Copy every item below line for line without changing a character, and leave out the picture placeholders.

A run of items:
━━━━━━━━

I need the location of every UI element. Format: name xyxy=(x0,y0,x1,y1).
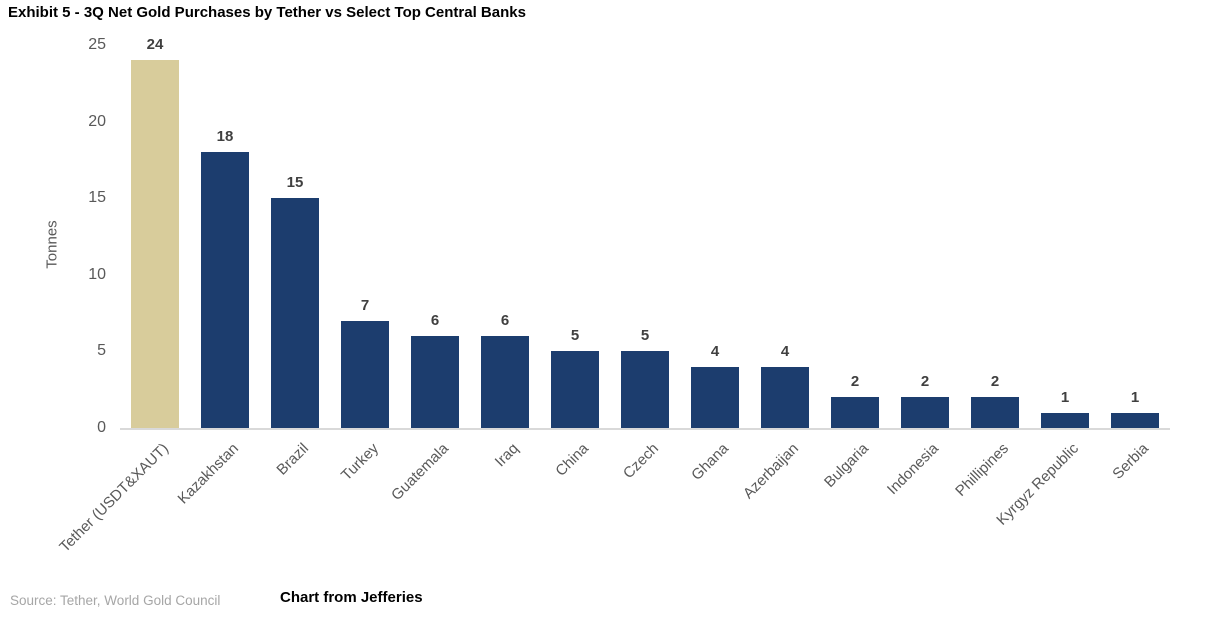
bar-value-label: 4 xyxy=(780,342,790,360)
y-tick-label: 10 xyxy=(88,265,106,283)
bar-value-label: 4 xyxy=(710,342,720,360)
bar-serbia xyxy=(1111,412,1159,428)
y-tick-label: 5 xyxy=(97,342,106,360)
bar-value-label: 5 xyxy=(570,327,580,345)
bar-value-label: 24 xyxy=(146,36,164,54)
bar-turkey xyxy=(341,320,389,428)
x-category-label: Azerbaijan xyxy=(739,440,803,503)
bar-value-label: 15 xyxy=(286,174,304,192)
bar-azerbaijan xyxy=(761,366,809,428)
x-category-label: Ghana xyxy=(688,440,733,484)
bar-iraq xyxy=(481,336,529,428)
x-category-label: Brazil xyxy=(273,440,313,479)
bar-value-label: 2 xyxy=(920,373,930,391)
x-category-label: Indonesia xyxy=(883,440,943,499)
bar-czech xyxy=(621,351,669,428)
y-tick-label: 25 xyxy=(88,36,106,53)
x-category-label: Kyrgyz Republic xyxy=(993,440,1083,529)
chart-title: Exhibit 5 - 3Q Net Gold Purchases by Tet… xyxy=(8,4,526,21)
bar-value-label: 2 xyxy=(850,373,860,391)
x-category-label: Serbia xyxy=(1109,440,1153,483)
x-category-label: Turkey xyxy=(337,440,383,485)
plot-area: 24 18 15 7 6 6 5 5 4 4 2 2 2 1 1 xyxy=(120,36,1170,430)
bar-brazil xyxy=(271,198,319,428)
bar-indonesia xyxy=(901,397,949,428)
x-category-label: Tether (USDT&XAUT) xyxy=(56,440,173,556)
bar-guatemala xyxy=(411,336,459,428)
bar-value-label: 6 xyxy=(500,312,510,330)
source-text: Source: Tether, World Gold Council xyxy=(10,593,221,608)
x-category-label: China xyxy=(552,440,593,480)
bar-china xyxy=(551,351,599,428)
y-tick-label: 20 xyxy=(88,112,106,130)
x-category-label: Bulgaria xyxy=(821,440,873,491)
y-axis-label: Tonnes xyxy=(43,220,61,269)
x-category-label: Guatemala xyxy=(388,440,453,504)
x-category-label: Czech xyxy=(619,440,663,483)
x-category-label: Kazakhstan xyxy=(174,440,243,508)
bar-value-label: 5 xyxy=(640,327,650,345)
bar-value-label: 7 xyxy=(360,296,370,314)
bar-tether-usdt-xaut xyxy=(131,60,179,428)
y-tick-label: 0 xyxy=(97,419,106,436)
credit-text: Chart from Jefferies xyxy=(280,589,423,606)
bar-ghana xyxy=(691,366,739,428)
bar-bulgaria xyxy=(831,397,879,428)
bar-kyrgyz-republic xyxy=(1041,412,1089,428)
bar-kazakhstan xyxy=(201,152,249,428)
bar-value-label: 6 xyxy=(430,312,440,330)
bar-phillipines xyxy=(971,397,1019,428)
bar-value-label: 1 xyxy=(1060,388,1070,406)
bar-value-label: 2 xyxy=(990,373,1000,391)
bar-value-label: 18 xyxy=(216,128,234,146)
x-category-label: Phillipines xyxy=(952,440,1013,500)
y-tick-label: 15 xyxy=(88,189,106,207)
bar-value-label: 1 xyxy=(1130,388,1140,406)
x-category-label: Iraq xyxy=(491,440,523,471)
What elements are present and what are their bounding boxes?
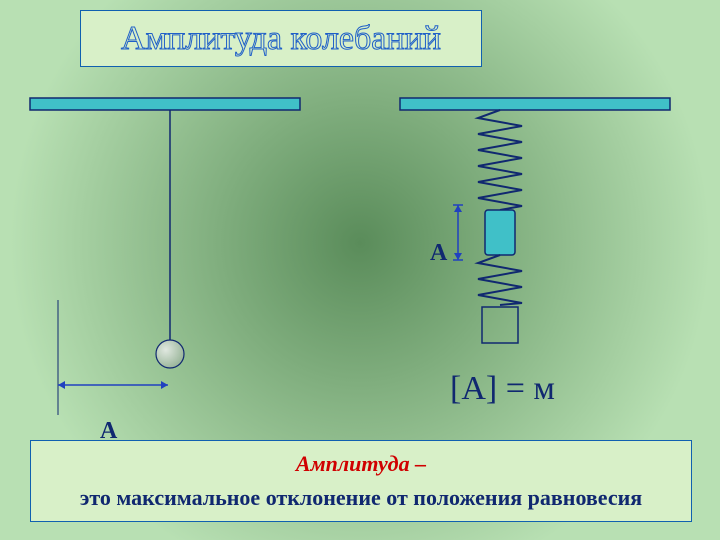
unit-text: [A] = м	[450, 370, 555, 408]
amplitude-label-spring: А	[430, 240, 447, 267]
spring-diagram	[380, 0, 700, 360]
definition-text: это максимальное отклонение от положения…	[80, 485, 642, 511]
pendulum-diagram	[0, 0, 320, 440]
definition-box: Амплитуда – это максимальное отклонение …	[30, 440, 692, 522]
slide-canvas: Амплитуда колебаний А А [A] = м Амплитуд…	[0, 0, 720, 540]
definition-term: Амплитуда –	[296, 451, 426, 477]
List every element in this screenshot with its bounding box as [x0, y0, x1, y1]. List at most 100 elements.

━━━━━━━━

# Complete response
I need the location of every UI element. Format: name xyxy=(x0,y0,x1,y1).
bar-value-label: 4 xyxy=(780,342,790,360)
y-tick-label: 10 xyxy=(88,265,106,283)
bar-value-label: 4 xyxy=(710,342,720,360)
bar-serbia xyxy=(1111,412,1159,428)
y-tick-label: 5 xyxy=(97,342,106,360)
bar-value-label: 5 xyxy=(570,327,580,345)
bar-value-label: 24 xyxy=(146,36,164,54)
bar-turkey xyxy=(341,320,389,428)
x-category-label: Azerbaijan xyxy=(739,440,803,503)
bar-value-label: 15 xyxy=(286,174,304,192)
bar-azerbaijan xyxy=(761,366,809,428)
x-category-label: Ghana xyxy=(688,440,733,484)
bar-iraq xyxy=(481,336,529,428)
x-category-label: Brazil xyxy=(273,440,313,479)
bar-value-label: 2 xyxy=(920,373,930,391)
x-category-label: Indonesia xyxy=(883,440,943,499)
bar-czech xyxy=(621,351,669,428)
y-tick-label: 25 xyxy=(88,36,106,53)
x-category-label: Kyrgyz Republic xyxy=(993,440,1083,529)
chart-title: Exhibit 5 - 3Q Net Gold Purchases by Tet… xyxy=(8,4,526,21)
bar-value-label: 2 xyxy=(850,373,860,391)
x-category-label: Serbia xyxy=(1109,440,1153,483)
x-category-label: Turkey xyxy=(337,440,383,485)
plot-area: 24 18 15 7 6 6 5 5 4 4 2 2 2 1 1 xyxy=(120,36,1170,430)
bar-brazil xyxy=(271,198,319,428)
bar-indonesia xyxy=(901,397,949,428)
x-category-label: Tether (USDT&XAUT) xyxy=(56,440,173,556)
bar-guatemala xyxy=(411,336,459,428)
bar-value-label: 6 xyxy=(500,312,510,330)
source-text: Source: Tether, World Gold Council xyxy=(10,593,221,608)
x-category-label: China xyxy=(552,440,593,480)
bar-china xyxy=(551,351,599,428)
y-tick-label: 20 xyxy=(88,112,106,130)
x-category-label: Bulgaria xyxy=(821,440,873,491)
y-axis-label: Tonnes xyxy=(43,220,61,269)
x-category-label: Guatemala xyxy=(388,440,453,504)
x-category-label: Czech xyxy=(619,440,663,483)
x-category-label: Kazakhstan xyxy=(174,440,243,508)
bar-value-label: 5 xyxy=(640,327,650,345)
bar-value-label: 7 xyxy=(360,296,370,314)
bar-tether-usdt-xaut xyxy=(131,60,179,428)
y-tick-label: 0 xyxy=(97,419,106,436)
credit-text: Chart from Jefferies xyxy=(280,589,423,606)
bar-ghana xyxy=(691,366,739,428)
bar-bulgaria xyxy=(831,397,879,428)
bar-kyrgyz-republic xyxy=(1041,412,1089,428)
bar-kazakhstan xyxy=(201,152,249,428)
bar-value-label: 6 xyxy=(430,312,440,330)
bar-phillipines xyxy=(971,397,1019,428)
bar-value-label: 1 xyxy=(1060,388,1070,406)
bar-value-label: 2 xyxy=(990,373,1000,391)
bar-value-label: 18 xyxy=(216,128,234,146)
x-category-label: Phillipines xyxy=(952,440,1013,500)
y-tick-label: 15 xyxy=(88,189,106,207)
bar-value-label: 1 xyxy=(1130,388,1140,406)
x-category-label: Iraq xyxy=(491,440,523,471)
What elements are present and what are their bounding boxes?
unit-text: [A] = м	[450, 370, 555, 408]
amplitude-label-spring: А	[430, 240, 447, 267]
spring-diagram	[380, 0, 700, 360]
definition-text: это максимальное отклонение от положения…	[80, 485, 642, 511]
pendulum-diagram	[0, 0, 320, 440]
definition-box: Амплитуда – это максимальное отклонение …	[30, 440, 692, 522]
slide-canvas: Амплитуда колебаний А А [A] = м Амплитуд…	[0, 0, 720, 540]
definition-term: Амплитуда –	[296, 451, 426, 477]
List every element in this screenshot with its bounding box as [x0, y0, x1, y1]. List at most 100 elements.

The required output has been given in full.